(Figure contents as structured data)
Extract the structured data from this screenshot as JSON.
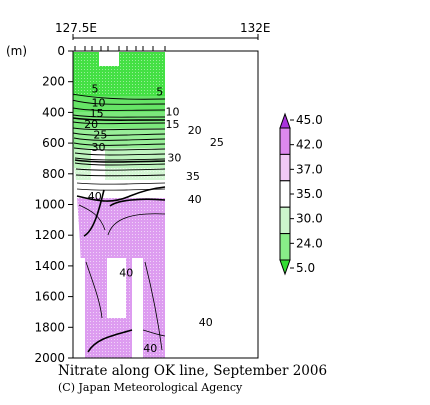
{
  "chart_data": {
    "type": "heatmap",
    "title": "Nitrate along OK line, September 2006",
    "credit": "(C) Japan Meteorological Agency",
    "xlabel": "",
    "ylabel": "(m)",
    "x_ticks": [
      "127.5E",
      "132E"
    ],
    "y_ticks": [
      0,
      200,
      400,
      600,
      800,
      1000,
      1200,
      1400,
      1600,
      1800,
      2000
    ],
    "ylim": [
      0,
      2000
    ],
    "y_reversed": true,
    "legend": {
      "levels": [
        5.0,
        24.0,
        30.0,
        35.0,
        37.0,
        42.0,
        45.0
      ],
      "labels": [
        "45.0",
        "42.0",
        "37.0",
        "35.0",
        "30.0",
        "24.0",
        "5.0"
      ],
      "colors_bottom_to_top": [
        "#33dd33",
        "#88ee88",
        "#ccf5cc",
        "#ffffff",
        "#f0c8f5",
        "#dd88ee",
        "#aa33dd"
      ],
      "placement": "right"
    },
    "contour_labels": [
      {
        "text": "5",
        "depth": 270,
        "offset": 0.1
      },
      {
        "text": "10",
        "depth": 360,
        "offset": 0.1
      },
      {
        "text": "15",
        "depth": 430,
        "offset": 0.09
      },
      {
        "text": "20",
        "depth": 500,
        "offset": 0.06
      },
      {
        "text": "25",
        "depth": 570,
        "offset": 0.11
      },
      {
        "text": "30",
        "depth": 650,
        "offset": 0.1
      },
      {
        "text": "5",
        "depth": 290,
        "offset": 0.45
      },
      {
        "text": "10",
        "depth": 420,
        "offset": 0.5
      },
      {
        "text": "15",
        "depth": 500,
        "offset": 0.5
      },
      {
        "text": "20",
        "depth": 540,
        "offset": 0.62
      },
      {
        "text": "25",
        "depth": 620,
        "offset": 0.74
      },
      {
        "text": "30",
        "depth": 720,
        "offset": 0.51
      },
      {
        "text": "35",
        "depth": 840,
        "offset": 0.61
      },
      {
        "text": "40",
        "depth": 970,
        "offset": 0.08
      },
      {
        "text": "40",
        "depth": 990,
        "offset": 0.62
      },
      {
        "text": "40",
        "depth": 1470,
        "offset": 0.25
      },
      {
        "text": "40",
        "depth": 1790,
        "offset": 0.68
      },
      {
        "text": "40",
        "depth": 1960,
        "offset": 0.38
      }
    ]
  }
}
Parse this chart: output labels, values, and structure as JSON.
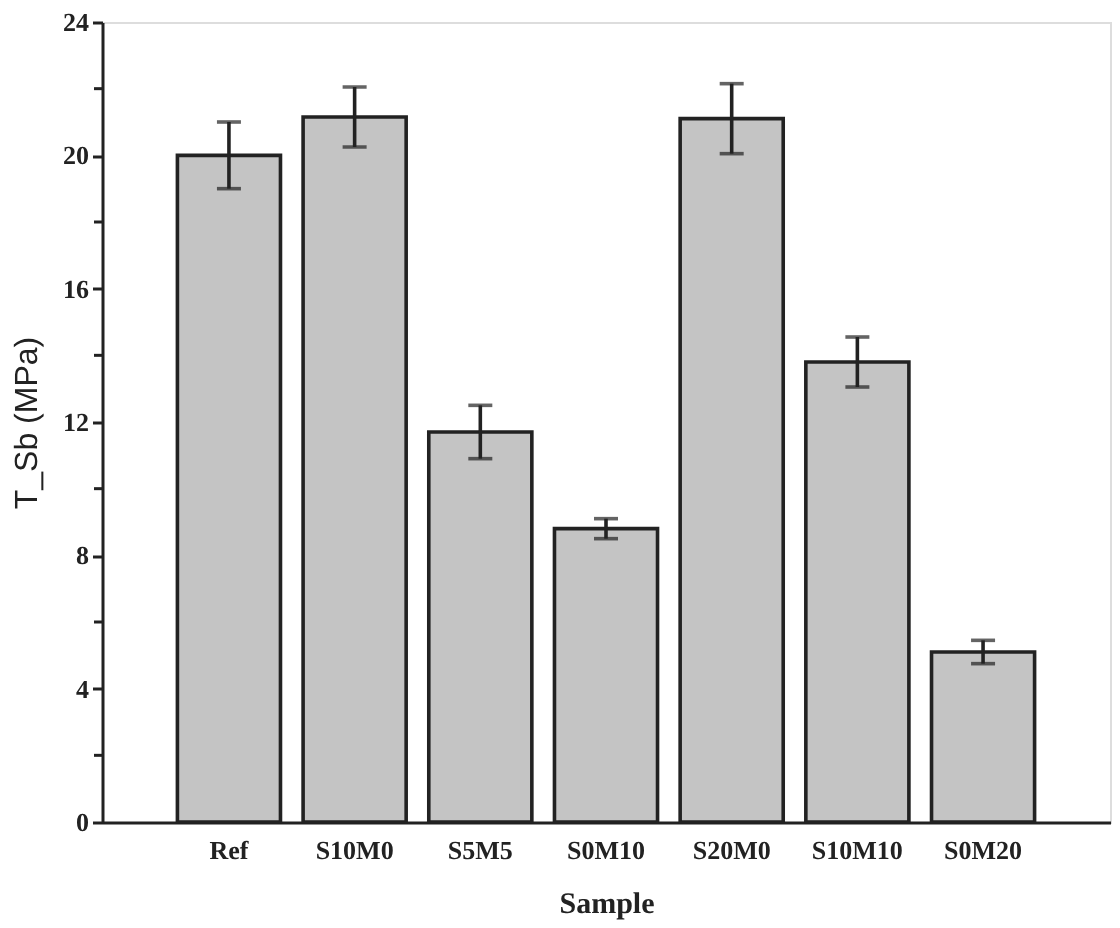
{
  "chart_data": {
    "type": "bar",
    "xlabel": "Sample",
    "ylabel": "T_Sb (MPa)",
    "categories": [
      "Ref",
      "S10M0",
      "S5M5",
      "S0M10",
      "S20M0",
      "S10M10",
      "S0M20"
    ],
    "values": [
      20.0,
      21.15,
      11.7,
      8.8,
      21.1,
      13.8,
      5.1
    ],
    "errors": [
      1.0,
      0.9,
      0.8,
      0.3,
      1.05,
      0.75,
      0.35
    ],
    "color": "#c4c4c4",
    "ylim": [
      0,
      24
    ],
    "yticks": [
      0,
      {
        "value": 2,
        "label": null
      },
      4,
      {
        "value": 6,
        "label": null
      },
      8,
      {
        "value": 10,
        "label": null
      },
      12,
      {
        "value": 14,
        "label": null
      },
      16,
      {
        "value": 18,
        "label": null
      },
      20,
      {
        "value": 22,
        "label": null
      },
      24
    ],
    "grid": false
  }
}
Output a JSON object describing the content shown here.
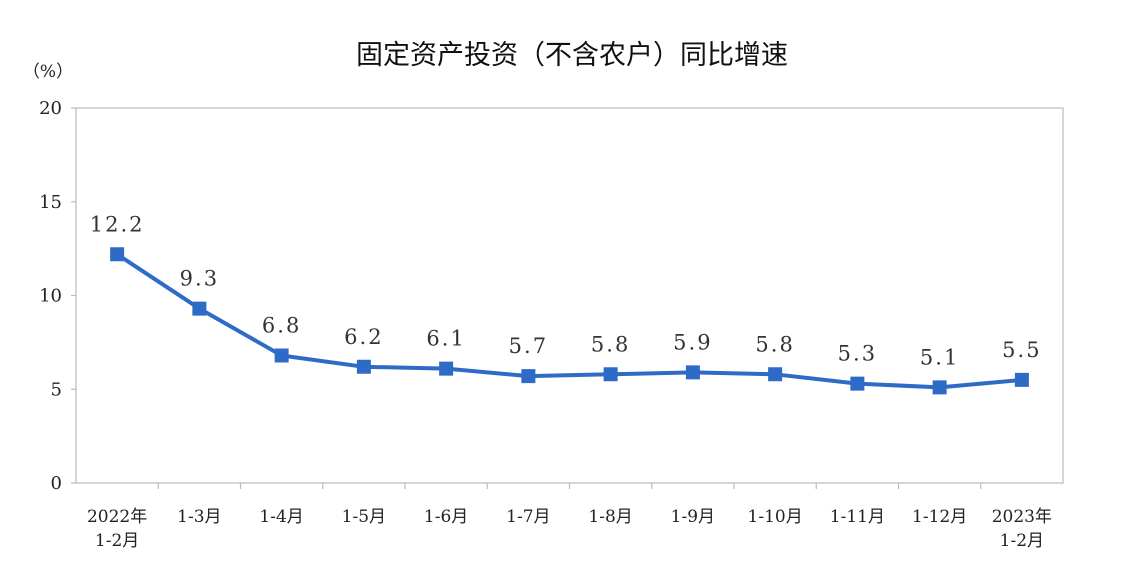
{
  "chart_data": {
    "type": "line",
    "title": "固定资产投资（不含农户）同比增速",
    "ylabel": "（%）",
    "xlabel": "",
    "ylim": [
      0,
      20
    ],
    "yticks": [
      "0",
      "5",
      "10",
      "15",
      "20"
    ],
    "grid": false,
    "legend": "none",
    "categories": [
      [
        "2022年",
        "1-2月"
      ],
      [
        "1-3月"
      ],
      [
        "1-4月"
      ],
      [
        "1-5月"
      ],
      [
        "1-6月"
      ],
      [
        "1-7月"
      ],
      [
        "1-8月"
      ],
      [
        "1-9月"
      ],
      [
        "1-10月"
      ],
      [
        "1-11月"
      ],
      [
        "1-12月"
      ],
      [
        "2023年",
        "1-2月"
      ]
    ],
    "series": [
      {
        "values": [
          12.2,
          9.3,
          6.8,
          6.2,
          6.1,
          5.7,
          5.8,
          5.9,
          5.8,
          5.3,
          5.1,
          5.5
        ],
        "labels": [
          "12.2",
          "9.3",
          "6.8",
          "6.2",
          "6.1",
          "5.7",
          "5.8",
          "5.9",
          "5.8",
          "5.3",
          "5.1",
          "5.5"
        ],
        "color": "#2e6bc6"
      }
    ],
    "axis_color": "#bbbbbb"
  }
}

> [What you need to do]
Without including any pictures, print each record exactly.

> [In response]
Extract the structured data from this screenshot as JSON.
{
  "chart_data": {
    "type": "heatmap",
    "title": "Nitrate along OK line, September 2006",
    "credit": "(C) Japan Meteorological Agency",
    "xlabel": "",
    "ylabel": "(m)",
    "x_ticks": [
      "127.5E",
      "132E"
    ],
    "y_ticks": [
      0,
      200,
      400,
      600,
      800,
      1000,
      1200,
      1400,
      1600,
      1800,
      2000
    ],
    "ylim": [
      0,
      2000
    ],
    "y_reversed": true,
    "legend": {
      "levels": [
        5.0,
        24.0,
        30.0,
        35.0,
        37.0,
        42.0,
        45.0
      ],
      "labels": [
        "45.0",
        "42.0",
        "37.0",
        "35.0",
        "30.0",
        "24.0",
        "5.0"
      ],
      "colors_bottom_to_top": [
        "#33dd33",
        "#88ee88",
        "#ccf5cc",
        "#ffffff",
        "#f0c8f5",
        "#dd88ee",
        "#aa33dd"
      ],
      "placement": "right"
    },
    "contour_labels": [
      {
        "text": "5",
        "depth": 270,
        "offset": 0.1
      },
      {
        "text": "10",
        "depth": 360,
        "offset": 0.1
      },
      {
        "text": "15",
        "depth": 430,
        "offset": 0.09
      },
      {
        "text": "20",
        "depth": 500,
        "offset": 0.06
      },
      {
        "text": "25",
        "depth": 570,
        "offset": 0.11
      },
      {
        "text": "30",
        "depth": 650,
        "offset": 0.1
      },
      {
        "text": "5",
        "depth": 290,
        "offset": 0.45
      },
      {
        "text": "10",
        "depth": 420,
        "offset": 0.5
      },
      {
        "text": "15",
        "depth": 500,
        "offset": 0.5
      },
      {
        "text": "20",
        "depth": 540,
        "offset": 0.62
      },
      {
        "text": "25",
        "depth": 620,
        "offset": 0.74
      },
      {
        "text": "30",
        "depth": 720,
        "offset": 0.51
      },
      {
        "text": "35",
        "depth": 840,
        "offset": 0.61
      },
      {
        "text": "40",
        "depth": 970,
        "offset": 0.08
      },
      {
        "text": "40",
        "depth": 990,
        "offset": 0.62
      },
      {
        "text": "40",
        "depth": 1470,
        "offset": 0.25
      },
      {
        "text": "40",
        "depth": 1790,
        "offset": 0.68
      },
      {
        "text": "40",
        "depth": 1960,
        "offset": 0.38
      }
    ]
  }
}
Parse this chart: output labels, values, and structure as JSON.
{
  "chart_data": {
    "type": "bar",
    "xlabel": "Sample",
    "ylabel": "T_Sb (MPa)",
    "categories": [
      "Ref",
      "S10M0",
      "S5M5",
      "S0M10",
      "S20M0",
      "S10M10",
      "S0M20"
    ],
    "values": [
      20.0,
      21.15,
      11.7,
      8.8,
      21.1,
      13.8,
      5.1
    ],
    "errors": [
      1.0,
      0.9,
      0.8,
      0.3,
      1.05,
      0.75,
      0.35
    ],
    "color": "#c4c4c4",
    "ylim": [
      0,
      24
    ],
    "yticks": [
      0,
      {
        "value": 2,
        "label": null
      },
      4,
      {
        "value": 6,
        "label": null
      },
      8,
      {
        "value": 10,
        "label": null
      },
      12,
      {
        "value": 14,
        "label": null
      },
      16,
      {
        "value": 18,
        "label": null
      },
      20,
      {
        "value": 22,
        "label": null
      },
      24
    ],
    "grid": false
  }
}
Output a JSON object describing the content shown here.
{
  "chart_data": {
    "type": "line",
    "title": "固定资产投资（不含农户）同比增速",
    "ylabel": "（%）",
    "xlabel": "",
    "ylim": [
      0,
      20
    ],
    "yticks": [
      "0",
      "5",
      "10",
      "15",
      "20"
    ],
    "grid": false,
    "legend": "none",
    "categories": [
      [
        "2022年",
        "1-2月"
      ],
      [
        "1-3月"
      ],
      [
        "1-4月"
      ],
      [
        "1-5月"
      ],
      [
        "1-6月"
      ],
      [
        "1-7月"
      ],
      [
        "1-8月"
      ],
      [
        "1-9月"
      ],
      [
        "1-10月"
      ],
      [
        "1-11月"
      ],
      [
        "1-12月"
      ],
      [
        "2023年",
        "1-2月"
      ]
    ],
    "series": [
      {
        "values": [
          12.2,
          9.3,
          6.8,
          6.2,
          6.1,
          5.7,
          5.8,
          5.9,
          5.8,
          5.3,
          5.1,
          5.5
        ],
        "labels": [
          "12.2",
          "9.3",
          "6.8",
          "6.2",
          "6.1",
          "5.7",
          "5.8",
          "5.9",
          "5.8",
          "5.3",
          "5.1",
          "5.5"
        ],
        "color": "#2e6bc6"
      }
    ],
    "axis_color": "#bbbbbb"
  }
}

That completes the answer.